Start of The data

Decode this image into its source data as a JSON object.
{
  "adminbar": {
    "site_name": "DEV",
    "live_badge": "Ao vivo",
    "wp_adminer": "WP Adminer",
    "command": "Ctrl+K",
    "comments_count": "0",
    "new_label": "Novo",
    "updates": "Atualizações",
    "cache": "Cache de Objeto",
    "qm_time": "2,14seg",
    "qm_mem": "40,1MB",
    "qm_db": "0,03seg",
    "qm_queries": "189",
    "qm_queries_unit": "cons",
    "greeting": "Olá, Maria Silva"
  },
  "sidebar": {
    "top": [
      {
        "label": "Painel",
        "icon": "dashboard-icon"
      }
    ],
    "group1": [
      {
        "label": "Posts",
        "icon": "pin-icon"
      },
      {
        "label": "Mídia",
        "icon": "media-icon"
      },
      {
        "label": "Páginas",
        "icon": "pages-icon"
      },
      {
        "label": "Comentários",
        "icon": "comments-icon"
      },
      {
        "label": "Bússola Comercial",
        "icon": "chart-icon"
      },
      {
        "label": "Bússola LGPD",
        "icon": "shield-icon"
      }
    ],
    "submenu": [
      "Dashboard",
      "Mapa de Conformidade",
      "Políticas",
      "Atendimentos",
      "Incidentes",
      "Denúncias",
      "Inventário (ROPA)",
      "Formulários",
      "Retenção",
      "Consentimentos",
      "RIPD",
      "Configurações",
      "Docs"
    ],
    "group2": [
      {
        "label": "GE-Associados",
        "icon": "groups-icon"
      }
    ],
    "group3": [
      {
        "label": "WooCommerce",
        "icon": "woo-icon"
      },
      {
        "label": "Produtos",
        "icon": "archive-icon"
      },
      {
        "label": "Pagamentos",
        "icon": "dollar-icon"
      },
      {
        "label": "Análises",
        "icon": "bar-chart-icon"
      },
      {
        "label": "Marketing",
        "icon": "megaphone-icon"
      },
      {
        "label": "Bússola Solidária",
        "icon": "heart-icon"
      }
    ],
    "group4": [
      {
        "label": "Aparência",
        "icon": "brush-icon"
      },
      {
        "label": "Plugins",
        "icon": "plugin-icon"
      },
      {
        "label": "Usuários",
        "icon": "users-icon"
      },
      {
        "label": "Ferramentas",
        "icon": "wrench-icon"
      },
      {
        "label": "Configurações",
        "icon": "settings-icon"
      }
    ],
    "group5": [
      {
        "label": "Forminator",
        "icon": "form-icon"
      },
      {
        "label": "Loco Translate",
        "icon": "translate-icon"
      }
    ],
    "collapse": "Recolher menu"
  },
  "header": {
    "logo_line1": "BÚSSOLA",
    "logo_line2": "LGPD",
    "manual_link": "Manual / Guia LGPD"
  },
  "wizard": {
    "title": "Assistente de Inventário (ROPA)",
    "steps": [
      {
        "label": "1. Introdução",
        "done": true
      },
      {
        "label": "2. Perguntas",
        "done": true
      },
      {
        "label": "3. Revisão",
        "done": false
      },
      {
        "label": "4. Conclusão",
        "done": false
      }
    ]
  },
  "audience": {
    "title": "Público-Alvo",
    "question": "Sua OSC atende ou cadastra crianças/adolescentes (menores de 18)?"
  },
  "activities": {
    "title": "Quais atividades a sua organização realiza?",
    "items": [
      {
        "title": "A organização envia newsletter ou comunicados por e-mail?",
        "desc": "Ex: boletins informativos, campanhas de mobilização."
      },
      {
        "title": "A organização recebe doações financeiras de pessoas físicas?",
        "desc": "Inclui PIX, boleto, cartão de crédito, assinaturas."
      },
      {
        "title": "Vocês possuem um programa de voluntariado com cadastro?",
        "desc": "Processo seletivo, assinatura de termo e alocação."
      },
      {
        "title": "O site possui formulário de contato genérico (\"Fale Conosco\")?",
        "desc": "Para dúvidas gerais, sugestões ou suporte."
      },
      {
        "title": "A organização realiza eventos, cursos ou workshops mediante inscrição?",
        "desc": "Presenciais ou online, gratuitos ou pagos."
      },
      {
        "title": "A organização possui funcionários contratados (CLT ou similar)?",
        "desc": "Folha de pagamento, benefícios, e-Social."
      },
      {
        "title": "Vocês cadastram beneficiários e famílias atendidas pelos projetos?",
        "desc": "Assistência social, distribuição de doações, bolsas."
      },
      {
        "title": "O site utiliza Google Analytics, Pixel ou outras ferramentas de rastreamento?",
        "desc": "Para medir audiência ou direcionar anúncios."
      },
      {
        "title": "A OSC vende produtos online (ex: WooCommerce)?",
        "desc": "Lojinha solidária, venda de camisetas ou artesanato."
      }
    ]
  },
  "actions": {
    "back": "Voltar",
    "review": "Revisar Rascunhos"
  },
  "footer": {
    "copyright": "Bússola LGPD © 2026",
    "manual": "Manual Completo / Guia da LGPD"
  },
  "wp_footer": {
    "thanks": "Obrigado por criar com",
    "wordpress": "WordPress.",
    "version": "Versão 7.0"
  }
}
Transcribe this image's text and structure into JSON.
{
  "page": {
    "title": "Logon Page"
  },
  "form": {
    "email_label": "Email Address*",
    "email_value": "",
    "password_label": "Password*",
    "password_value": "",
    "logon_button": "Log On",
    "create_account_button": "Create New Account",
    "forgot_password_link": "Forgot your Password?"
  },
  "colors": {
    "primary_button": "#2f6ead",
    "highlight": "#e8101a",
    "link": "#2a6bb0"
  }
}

End of The data

● **Exercise directions**:
Go back to the listing above and please repeat it exactly.

● **Solution**:
Decode this image into its source data as a JSON object.
{
  "adminbar": {
    "site_name": "DEV",
    "live_badge": "Ao vivo",
    "wp_adminer": "WP Adminer",
    "command": "Ctrl+K",
    "comments_count": "0",
    "new_label": "Novo",
    "updates": "Atualizações",
    "cache": "Cache de Objeto",
    "qm_time": "2,14seg",
    "qm_mem": "40,1MB",
    "qm_db": "0,03seg",
    "qm_queries": "189",
    "qm_queries_unit": "cons",
    "greeting": "Olá, Maria Silva"
  },
  "sidebar": {
    "top": [
      {
        "label": "Painel",
        "icon": "dashboard-icon"
      }
    ],
    "group1": [
      {
        "label": "Posts",
        "icon": "pin-icon"
      },
      {
        "label": "Mídia",
        "icon": "media-icon"
      },
      {
        "label": "Páginas",
        "icon": "pages-icon"
      },
      {
        "label": "Comentários",
        "icon": "comments-icon"
      },
      {
        "label": "Bússola Comercial",
        "icon": "chart-icon"
      },
      {
        "label": "Bússola LGPD",
        "icon": "shield-icon"
      }
    ],
    "submenu": [
      "Dashboard",
      "Mapa de Conformidade",
      "Políticas",
      "Atendimentos",
      "Incidentes",
      "Denúncias",
      "Inventário (ROPA)",
      "Formulários",
      "Retenção",
      "Consentimentos",
      "RIPD",
      "Configurações",
      "Docs"
    ],
    "group2": [
      {
        "label": "GE-Associados",
        "icon": "groups-icon"
      }
    ],
    "group3": [
      {
        "label": "WooCommerce",
        "icon": "woo-icon"
      },
      {
        "label": "Produtos",
        "icon": "archive-icon"
      },
      {
        "label": "Pagamentos",
        "icon": "dollar-icon"
      },
      {
        "label": "Análises",
        "icon": "bar-chart-icon"
      },
      {
        "label": "Marketing",
        "icon": "megaphone-icon"
      },
      {
        "label": "Bússola Solidária",
        "icon": "heart-icon"
      }
    ],
    "group4": [
      {
        "label": "Aparência",
        "icon": "brush-icon"
      },
      {
        "label": "Plugins",
        "icon": "plugin-icon"
      },
      {
        "label": "Usuários",
        "icon": "users-icon"
      },
      {
        "label": "Ferramentas",
        "icon": "wrench-icon"
      },
      {
        "label": "Configurações",
        "icon": "settings-icon"
      }
    ],
    "group5": [
      {
        "label": "Forminator",
        "icon": "form-icon"
      },
      {
        "label": "Loco Translate",
        "icon": "translate-icon"
      }
    ],
    "collapse": "Recolher menu"
  },
  "header": {
    "logo_line1": "BÚSSOLA",
    "logo_line2": "LGPD",
    "manual_link": "Manual / Guia LGPD"
  },
  "wizard": {
    "title": "Assistente de Inventário (ROPA)",
    "steps": [
      {
        "label": "1. Introdução",
        "done": true
      },
      {
        "label": "2. Perguntas",
        "done": true
      },
      {
        "label": "3. Revisão",
        "done": false
      },
      {
        "label": "4. Conclusão",
        "done": false
      }
    ]
  },
  "audience": {
    "title": "Público-Alvo",
    "question": "Sua OSC atende ou cadastra crianças/adolescentes (menores de 18)?"
  },
  "activities": {
    "title": "Quais atividades a sua organização realiza?",
    "items": [
      {
        "title": "A organização envia newsletter ou comunicados por e-mail?",
        "desc": "Ex: boletins informativos, campanhas de mobilização."
      },
      {
        "title": "A organização recebe doações financeiras de pessoas físicas?",
        "desc": "Inclui PIX, boleto, cartão de crédito, assinaturas."
      },
      {
        "title": "Vocês possuem um programa de voluntariado com cadastro?",
        "desc": "Processo seletivo, assinatura de termo e alocação."
      },
      {
        "title": "O site possui formulário de contato genérico (\"Fale Conosco\")?",
        "desc": "Para dúvidas gerais, sugestões ou suporte."
      },
      {
        "title": "A organização realiza eventos, cursos ou workshops mediante inscrição?",
        "desc": "Presenciais ou online, gratuitos ou pagos."
      },
      {
        "title": "A organização possui funcionários contratados (CLT ou similar)?",
        "desc": "Folha de pagamento, benefícios, e-Social."
      },
      {
        "title": "Vocês cadastram beneficiários e famílias atendidas pelos projetos?",
        "desc": "Assistência social, distribuição de doações, bolsas."
      },
      {
        "title": "O site utiliza Google Analytics, Pixel ou outras ferramentas de rastreamento?",
        "desc": "Para medir audiência ou direcionar anúncios."
      },
      {
        "title": "A OSC vende produtos online (ex: WooCommerce)?",
        "desc": "Lojinha solidária, venda de camisetas ou artesanato."
      }
    ]
  },
  "actions": {
    "back": "Voltar",
    "review": "Revisar Rascunhos"
  },
  "footer": {
    "copyright": "Bússola LGPD © 2026",
    "manual": "Manual Completo / Guia da LGPD"
  },
  "wp_footer": {
    "thanks": "Obrigado por criar com",
    "wordpress": "WordPress.",
    "version": "Versão 7.0"
  }
}
Transcribe this image's text and structure into JSON.
{
  "page": {
    "title": "Logon Page"
  },
  "form": {
    "email_label": "Email Address*",
    "email_value": "",
    "password_label": "Password*",
    "password_value": "",
    "logon_button": "Log On",
    "create_account_button": "Create New Account",
    "forgot_password_link": "Forgot your Password?"
  },
  "colors": {
    "primary_button": "#2f6ead",
    "highlight": "#e8101a",
    "link": "#2a6bb0"
  }
}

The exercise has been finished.